- [Material for this task]
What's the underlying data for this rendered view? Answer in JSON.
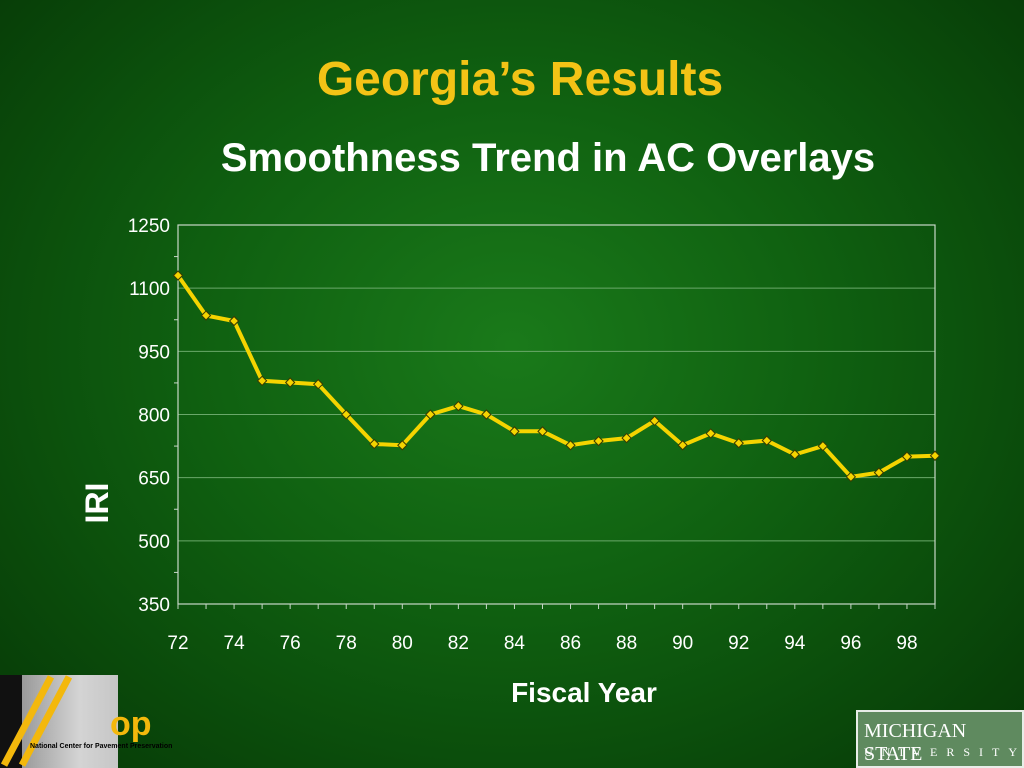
{
  "slide": {
    "title": "Georgia’s Results",
    "subtitle": "Smoothness Trend in AC Overlays"
  },
  "logos": {
    "left_brand": "op",
    "left_caption": "National Center for Pavement Preservation",
    "right_line1": "MICHIGAN STATE",
    "right_line2": "UNIVERSITY"
  },
  "colors": {
    "title": "#f3c316",
    "line": "#f5d400",
    "marker": "#f5d400",
    "plot_border": "#c8d8c8",
    "gridline": "#6aa86a"
  },
  "chart_data": {
    "type": "line",
    "xlabel": "Fiscal Year",
    "ylabel": "IRI",
    "ylim": [
      350,
      1250
    ],
    "yticks": [
      350,
      500,
      650,
      800,
      950,
      1100,
      1250
    ],
    "xticks": [
      "72",
      "74",
      "76",
      "78",
      "80",
      "82",
      "84",
      "86",
      "88",
      "90",
      "92",
      "94",
      "96",
      "98"
    ],
    "grid": true,
    "legend": "none",
    "x": [
      72,
      73,
      74,
      75,
      76,
      77,
      78,
      79,
      80,
      81,
      82,
      83,
      84,
      85,
      86,
      87,
      88,
      89,
      90,
      91,
      92,
      93,
      94,
      95,
      96,
      97,
      98,
      99
    ],
    "series": [
      {
        "values": [
          1130,
          1035,
          1022,
          880,
          876,
          872,
          800,
          730,
          727,
          800,
          820,
          800,
          760,
          760,
          727,
          737,
          744,
          785,
          727,
          755,
          732,
          738,
          705,
          725,
          652,
          662,
          700,
          702
        ]
      }
    ]
  }
}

- [Aim] Copy out each line word for word, please, skipping the images.

- [Completed exercise]
What's the underlying data for this rendered view? Answer in JSON.
{
  "slide": {
    "title": "Georgia’s Results",
    "subtitle": "Smoothness Trend in AC Overlays"
  },
  "logos": {
    "left_brand": "op",
    "left_caption": "National Center for Pavement Preservation",
    "right_line1": "MICHIGAN STATE",
    "right_line2": "UNIVERSITY"
  },
  "colors": {
    "title": "#f3c316",
    "line": "#f5d400",
    "marker": "#f5d400",
    "plot_border": "#c8d8c8",
    "gridline": "#6aa86a"
  },
  "chart_data": {
    "type": "line",
    "xlabel": "Fiscal Year",
    "ylabel": "IRI",
    "ylim": [
      350,
      1250
    ],
    "yticks": [
      350,
      500,
      650,
      800,
      950,
      1100,
      1250
    ],
    "xticks": [
      "72",
      "74",
      "76",
      "78",
      "80",
      "82",
      "84",
      "86",
      "88",
      "90",
      "92",
      "94",
      "96",
      "98"
    ],
    "grid": true,
    "legend": "none",
    "x": [
      72,
      73,
      74,
      75,
      76,
      77,
      78,
      79,
      80,
      81,
      82,
      83,
      84,
      85,
      86,
      87,
      88,
      89,
      90,
      91,
      92,
      93,
      94,
      95,
      96,
      97,
      98,
      99
    ],
    "series": [
      {
        "values": [
          1130,
          1035,
          1022,
          880,
          876,
          872,
          800,
          730,
          727,
          800,
          820,
          800,
          760,
          760,
          727,
          737,
          744,
          785,
          727,
          755,
          732,
          738,
          705,
          725,
          652,
          662,
          700,
          702
        ]
      }
    ]
  }
}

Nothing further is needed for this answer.